Geo-LatLon2Place/LatLon2Place.pm

=head1 NAME

Geo::LatLon2Place - convert latitude and longitude to nearest place

=head1 SYNOPSIS

 use Geo::LatLon2Place;

 my $db = Geo::LatLon2Place->new ("/var/lib/mydb.cdb");

=head1 DESCRIPTION

This is a single-purpose module that tries to do one job: find the nearest
placename for a point on earth. It doesn't claim to do a perfect job, but
it tries to be simple to set up, simple to use and be fast. It doesn't
attempt to provide many features or nifty algorithms, and is meant to be
used in situations where you simply need a name for a coordinate without
becoming a GIS expert first.

=head2 BUILDING, SETTING UP AND USAGE

To build this module, you need tinycdb, a cdb implementation by Michael
Tokarev, or a compatible library. On GNU/Debian-based systems you can get
this by executing F<apt-get install libcdb-dev>.

After install the module, you need to generate a database using the
F<geo-latlon2place-makedb> command.

Currently, it accepts various databases from geonames
(L<https://www.geonames.org/export/>, note the license), for example,
F<cities500.zip>, which lists all places with population 500 or more:

   wget https://download.geonames.org/export/dump/cities500.zip
   unzip cities500.zip
   geo-latlon2place-makedb cities500.txt cities500.ll2p

This will create a file F<ll2p.cdb> that you can use for lookups
with this module. At the time of this writing, the F<cities500> database
results in about a 10MB file while the F<allCountries> database results in
about 120MB.

Lookups will return a string of the form C<placename, countrycode>.

◆ Given information ◆
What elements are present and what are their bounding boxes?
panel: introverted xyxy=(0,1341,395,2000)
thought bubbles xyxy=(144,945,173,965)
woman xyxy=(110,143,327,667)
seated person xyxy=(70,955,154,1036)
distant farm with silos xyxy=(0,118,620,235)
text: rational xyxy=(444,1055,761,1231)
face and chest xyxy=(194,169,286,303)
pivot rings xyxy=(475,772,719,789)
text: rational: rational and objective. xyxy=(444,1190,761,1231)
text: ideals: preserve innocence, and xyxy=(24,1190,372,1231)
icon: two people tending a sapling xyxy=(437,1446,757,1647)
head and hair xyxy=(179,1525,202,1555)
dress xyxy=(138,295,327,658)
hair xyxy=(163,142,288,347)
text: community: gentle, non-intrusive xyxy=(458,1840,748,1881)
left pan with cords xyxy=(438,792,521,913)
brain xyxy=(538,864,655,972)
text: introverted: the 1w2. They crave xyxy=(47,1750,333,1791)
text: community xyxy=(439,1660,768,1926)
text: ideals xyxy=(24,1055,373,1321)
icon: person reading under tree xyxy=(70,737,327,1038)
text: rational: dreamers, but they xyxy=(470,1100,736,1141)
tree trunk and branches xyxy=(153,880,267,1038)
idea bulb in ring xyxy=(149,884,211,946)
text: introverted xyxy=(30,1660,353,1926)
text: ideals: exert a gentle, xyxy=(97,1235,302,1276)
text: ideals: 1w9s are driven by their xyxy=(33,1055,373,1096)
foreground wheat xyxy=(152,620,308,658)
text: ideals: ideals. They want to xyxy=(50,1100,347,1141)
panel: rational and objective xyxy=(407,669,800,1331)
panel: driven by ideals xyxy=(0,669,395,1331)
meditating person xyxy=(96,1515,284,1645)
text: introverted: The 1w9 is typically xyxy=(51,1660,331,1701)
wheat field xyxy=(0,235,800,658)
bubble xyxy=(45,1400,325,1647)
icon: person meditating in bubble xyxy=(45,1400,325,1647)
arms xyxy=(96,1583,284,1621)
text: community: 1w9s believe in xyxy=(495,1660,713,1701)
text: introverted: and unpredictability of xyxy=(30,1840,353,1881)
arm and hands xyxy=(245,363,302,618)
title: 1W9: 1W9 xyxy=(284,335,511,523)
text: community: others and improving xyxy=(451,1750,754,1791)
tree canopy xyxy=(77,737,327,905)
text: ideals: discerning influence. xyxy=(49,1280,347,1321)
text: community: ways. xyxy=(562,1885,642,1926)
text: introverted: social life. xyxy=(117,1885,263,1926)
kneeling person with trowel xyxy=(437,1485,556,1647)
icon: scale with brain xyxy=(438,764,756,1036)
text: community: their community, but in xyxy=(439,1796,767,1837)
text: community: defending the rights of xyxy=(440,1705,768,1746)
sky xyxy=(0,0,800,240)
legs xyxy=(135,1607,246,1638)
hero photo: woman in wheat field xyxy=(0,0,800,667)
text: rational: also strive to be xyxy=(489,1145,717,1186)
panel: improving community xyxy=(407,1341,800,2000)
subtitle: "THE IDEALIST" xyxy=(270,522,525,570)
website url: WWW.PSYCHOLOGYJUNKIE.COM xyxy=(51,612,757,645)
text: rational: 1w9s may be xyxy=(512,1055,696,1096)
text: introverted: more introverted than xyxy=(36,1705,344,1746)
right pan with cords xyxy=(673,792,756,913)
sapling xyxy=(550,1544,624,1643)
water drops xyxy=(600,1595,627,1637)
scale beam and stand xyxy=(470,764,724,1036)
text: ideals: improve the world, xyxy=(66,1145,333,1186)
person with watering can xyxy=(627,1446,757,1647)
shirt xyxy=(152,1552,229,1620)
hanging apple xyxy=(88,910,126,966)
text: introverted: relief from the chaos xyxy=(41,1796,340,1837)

◆ Short exercise 1 ◆
Summarize the Geo::LatLon2Place page in two sentences.
◆ Short exercise 2 ◆
Reproduce word for word the part of the Geo::LatLon2Place page that begins at the words "wget https://download.geonames.org/export/dump/cities500.zip" and ends after "about 120MB.".
Nothing in the entries is needed here.

◆ Correct answer 1 ◆
Geo::LatLon2Place is a single-purpose module that finds the nearest placename for a point on earth, aiming to be simple to set up, simple to use and fast rather than rich in features. Building it requires tinycdb or a compatible library, a database is then generated from geonames data with the geo-latlon2place-makedb command, and lookups return a string of the form "placename, countrycode".

◆ Correct answer 2 ◆
wget https://download.geonames.org/export/dump/cities500.zip
   unzip cities500.zip
   geo-latlon2place-makedb cities500.txt cities500.ll2p

This will create a file F<ll2p.cdb> that you can use for lookups
with this module. At the time of this writing, the F<cities500> database
results in about a 10MB file while the F<allCountries> database results in
about 120MB.